-- Start of SOURCE DATA --

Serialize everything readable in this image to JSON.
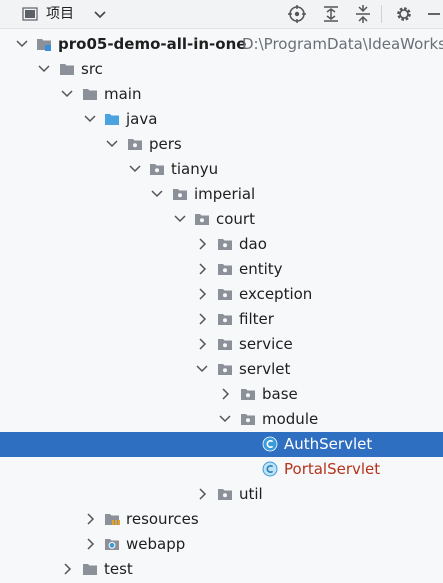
{
  "header": {
    "title": "项目",
    "icons": [
      "project-view-icon",
      "dropdown-caret-icon",
      "target-icon",
      "expand-all-icon",
      "collapse-all-icon",
      "gear-icon",
      "minimize-icon"
    ]
  },
  "tree": {
    "root": {
      "label": "pro05-demo-all-in-one",
      "path": "D:\\ProgramData\\IdeaWorks"
    },
    "src": "src",
    "main": "main",
    "java": "java",
    "pers": "pers",
    "tianyu": "tianyu",
    "imperial": "imperial",
    "court": "court",
    "dao": "dao",
    "entity": "entity",
    "exception": "exception",
    "filter": "filter",
    "service": "service",
    "servlet": "servlet",
    "base": "base",
    "module": "module",
    "auth_servlet": "AuthServlet",
    "portal_servlet": "PortalServlet",
    "util": "util",
    "resources": "resources",
    "webapp": "webapp",
    "test": "test"
  },
  "colors": {
    "selection": "#2f6fc1",
    "folder": "#8c9099",
    "source_folder": "#4aa3df",
    "class_icon": "#3a9bd9",
    "modified_file": "#b5331b"
  }
}
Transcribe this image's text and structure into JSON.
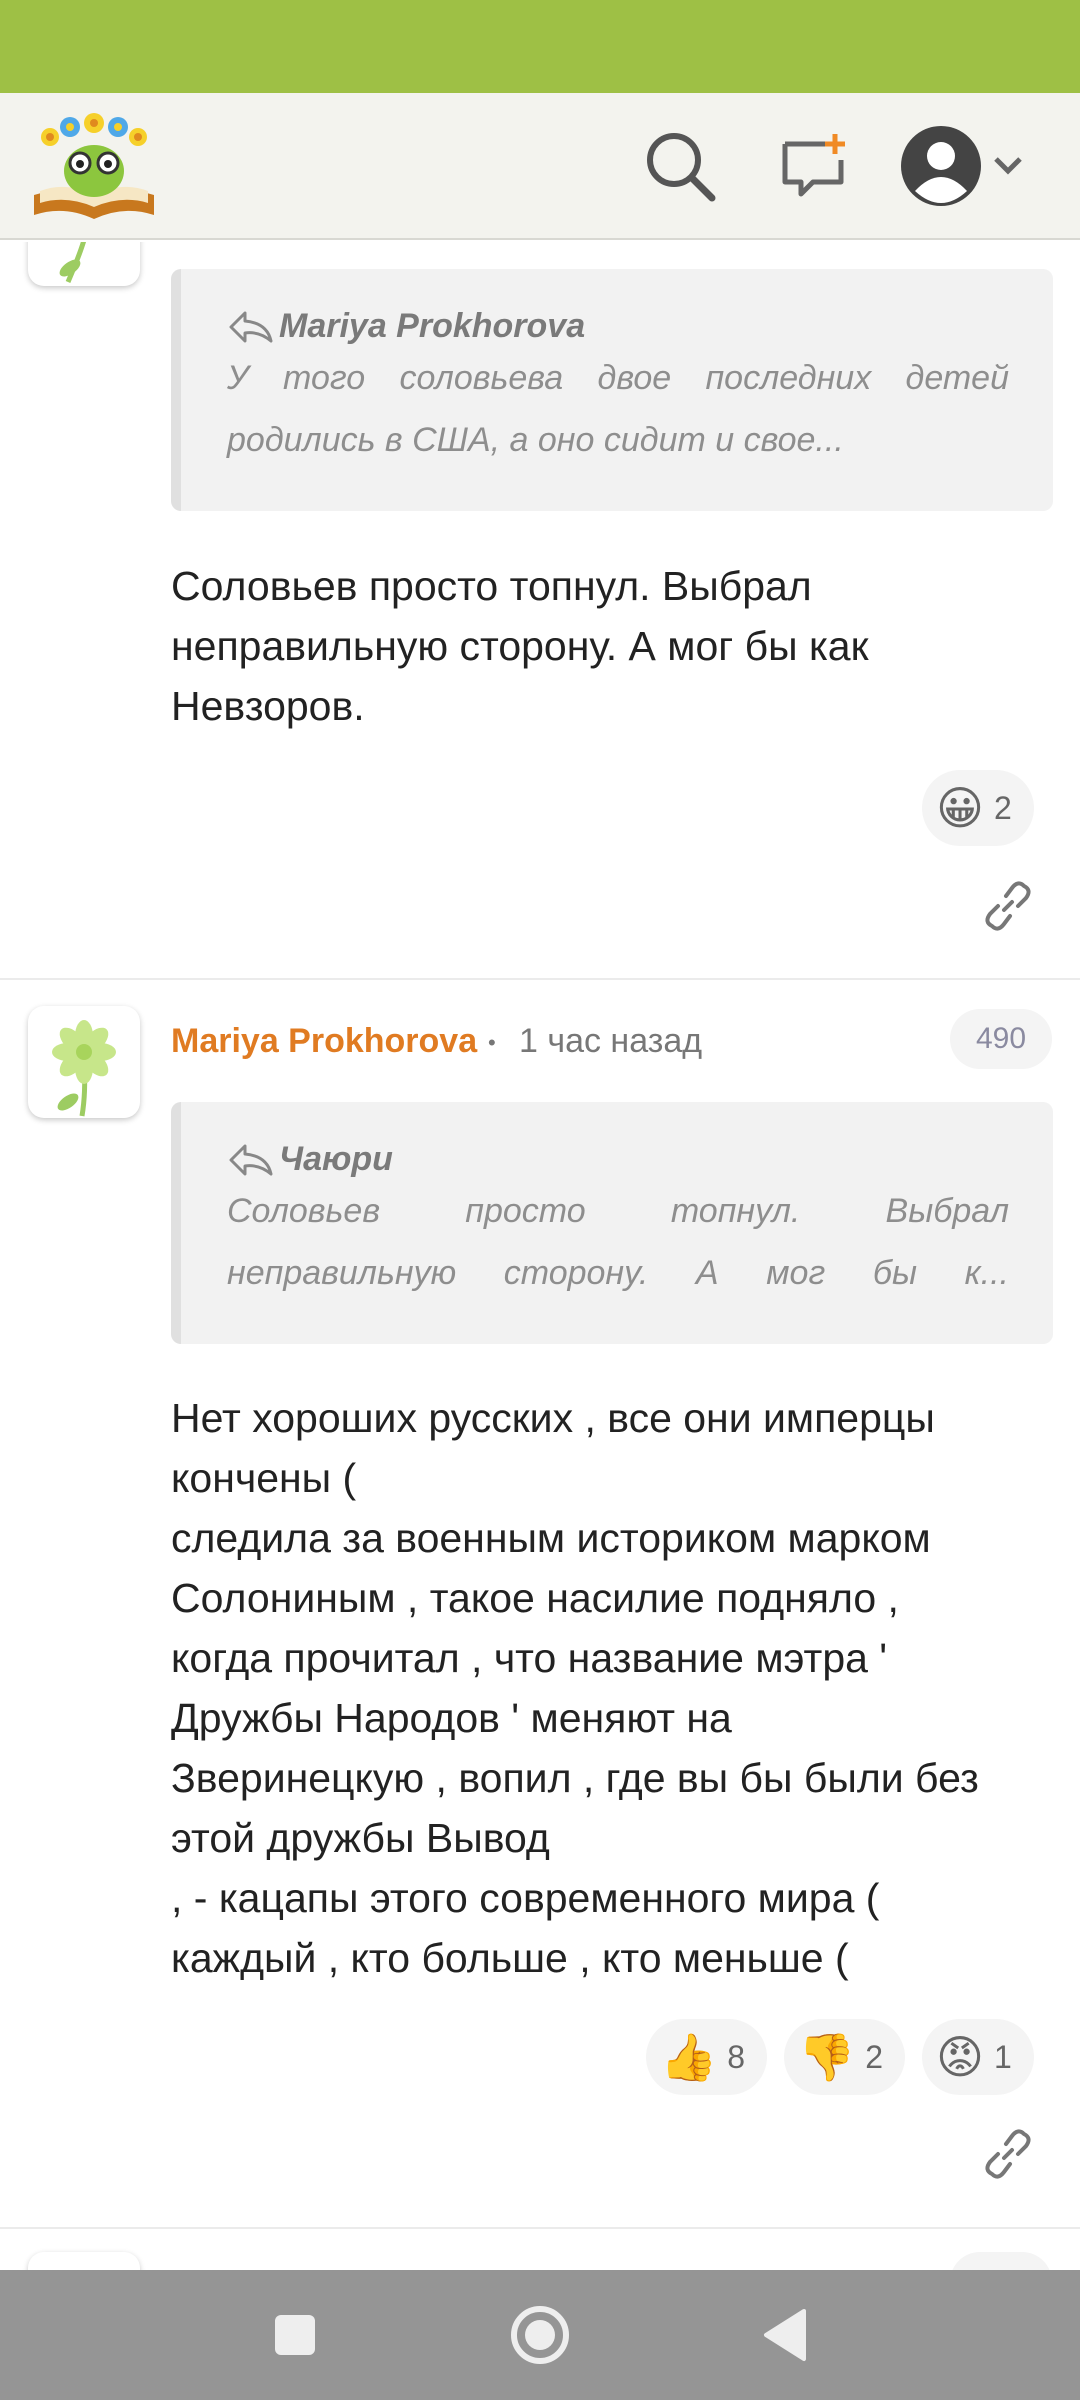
{
  "header": {
    "logo": "book-with-flowers-logo",
    "search_icon": "search-icon",
    "new_post_icon": "add-comment-icon",
    "profile_icon": "user-avatar-icon"
  },
  "comments": [
    {
      "quote": {
        "author": "Mariya Prokhorova",
        "line1": "У того соловьева двое последних детей",
        "line2": "родились в США, а оно сидит и свое..."
      },
      "lines": [
        "Соловьев просто топнул. Выбрал",
        "неправильную сторону. А мог бы как",
        "Невзоров."
      ],
      "reactions": [
        {
          "emoji": "😀",
          "count": "2"
        }
      ]
    },
    {
      "author": "Mariya Prokhorova",
      "separator": "•",
      "time": "1 час назад",
      "score": "490",
      "quote": {
        "author": "Чаюри",
        "line1": "Соловьев просто топнул. Выбрал",
        "line2": "неправильную сторону. А мог бы к..."
      },
      "lines": [
        "Нет хороших русских , все они имперцы",
        "кончены (",
        "следила за военным историком марком",
        "Солониным , такое насилие подняло ,",
        "когда прочитал , что название мэтра '",
        "Дружбы Народов ' меняют на",
        "Зверинецкую , вопил , где вы бы были без",
        "этой дружбы Вывод",
        ", - кацапы этого современного мира (",
        "каждый , кто больше , кто меньше ("
      ],
      "reactions": [
        {
          "emoji": "👍",
          "count": "8"
        },
        {
          "emoji": "👎",
          "count": "2"
        },
        {
          "emoji": "😡",
          "count": "1"
        }
      ]
    }
  ],
  "nav": {
    "recents": "square-icon",
    "home": "circle-icon",
    "back": "triangle-back-icon"
  },
  "colors": {
    "status_bar": "#9ec045",
    "author": "#e07b22",
    "nav_bar": "#959595"
  }
}
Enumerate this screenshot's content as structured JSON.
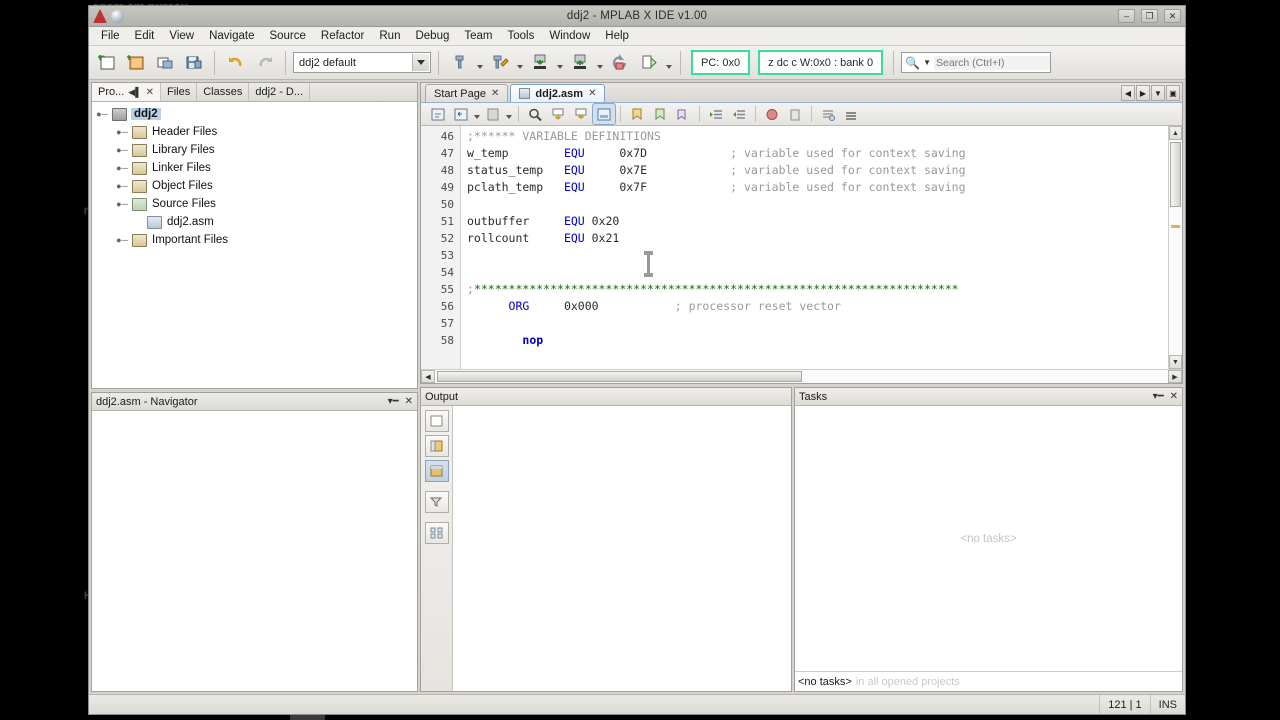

-- End of SOURCE DATA --

_GIVEN TASK_
Without the pictures, write out the whole listing above exactly as it appears.

_TASK ANSWER_
Serialize everything readable in this image to JSON.
{
  "header": {
    "title": "项目",
    "icons": [
      "project-view-icon",
      "dropdown-caret-icon",
      "target-icon",
      "expand-all-icon",
      "collapse-all-icon",
      "gear-icon",
      "minimize-icon"
    ]
  },
  "tree": {
    "root": {
      "label": "pro05-demo-all-in-one",
      "path": "D:\\ProgramData\\IdeaWorks"
    },
    "src": "src",
    "main": "main",
    "java": "java",
    "pers": "pers",
    "tianyu": "tianyu",
    "imperial": "imperial",
    "court": "court",
    "dao": "dao",
    "entity": "entity",
    "exception": "exception",
    "filter": "filter",
    "service": "service",
    "servlet": "servlet",
    "base": "base",
    "module": "module",
    "auth_servlet": "AuthServlet",
    "portal_servlet": "PortalServlet",
    "util": "util",
    "resources": "resources",
    "webapp": "webapp",
    "test": "test"
  },
  "colors": {
    "selection": "#2f6fc1",
    "folder": "#8c9099",
    "source_folder": "#4aa3df",
    "class_icon": "#3a9bd9",
    "modified_file": "#b5331b"
  }
}
Transcribe this image's text and structure into JSON.
{
  "header": {
    "logo": "book-with-flowers-logo",
    "search_icon": "search-icon",
    "new_post_icon": "add-comment-icon",
    "profile_icon": "user-avatar-icon"
  },
  "comments": [
    {
      "quote": {
        "author": "Mariya Prokhorova",
        "line1": "У того соловьева двое последних детей",
        "line2": "родились в США, а оно сидит и свое..."
      },
      "lines": [
        "Соловьев просто топнул. Выбрал",
        "неправильную сторону. А мог бы как",
        "Невзоров."
      ],
      "reactions": [
        {
          "emoji": "😀",
          "count": "2"
        }
      ]
    },
    {
      "author": "Mariya Prokhorova",
      "separator": "•",
      "time": "1 час назад",
      "score": "490",
      "quote": {
        "author": "Чаюри",
        "line1": "Соловьев просто топнул. Выбрал",
        "line2": "неправильную сторону. А мог бы к..."
      },
      "lines": [
        "Нет хороших русских , все они имперцы",
        "кончены (",
        "следила за военным историком марком",
        "Солониным , такое насилие подняло ,",
        "когда прочитал , что название мэтра '",
        "Дружбы Народов ' меняют на",
        "Зверинецкую , вопил , где вы бы были без",
        "этой дружбы Вывод",
        ", - кацапы этого современного мира (",
        "каждый , кто больше , кто меньше ("
      ],
      "reactions": [
        {
          "emoji": "👍",
          "count": "8"
        },
        {
          "emoji": "👎",
          "count": "2"
        },
        {
          "emoji": "😡",
          "count": "1"
        }
      ]
    }
  ],
  "nav": {
    "recents": "square-icon",
    "home": "circle-icon",
    "back": "triangle-back-icon"
  },
  "colors": {
    "status_bar": "#9ec045",
    "author": "#e07b22",
    "nav_bar": "#959595"
  }
}
Enumerate this screenshot's content as structured JSON.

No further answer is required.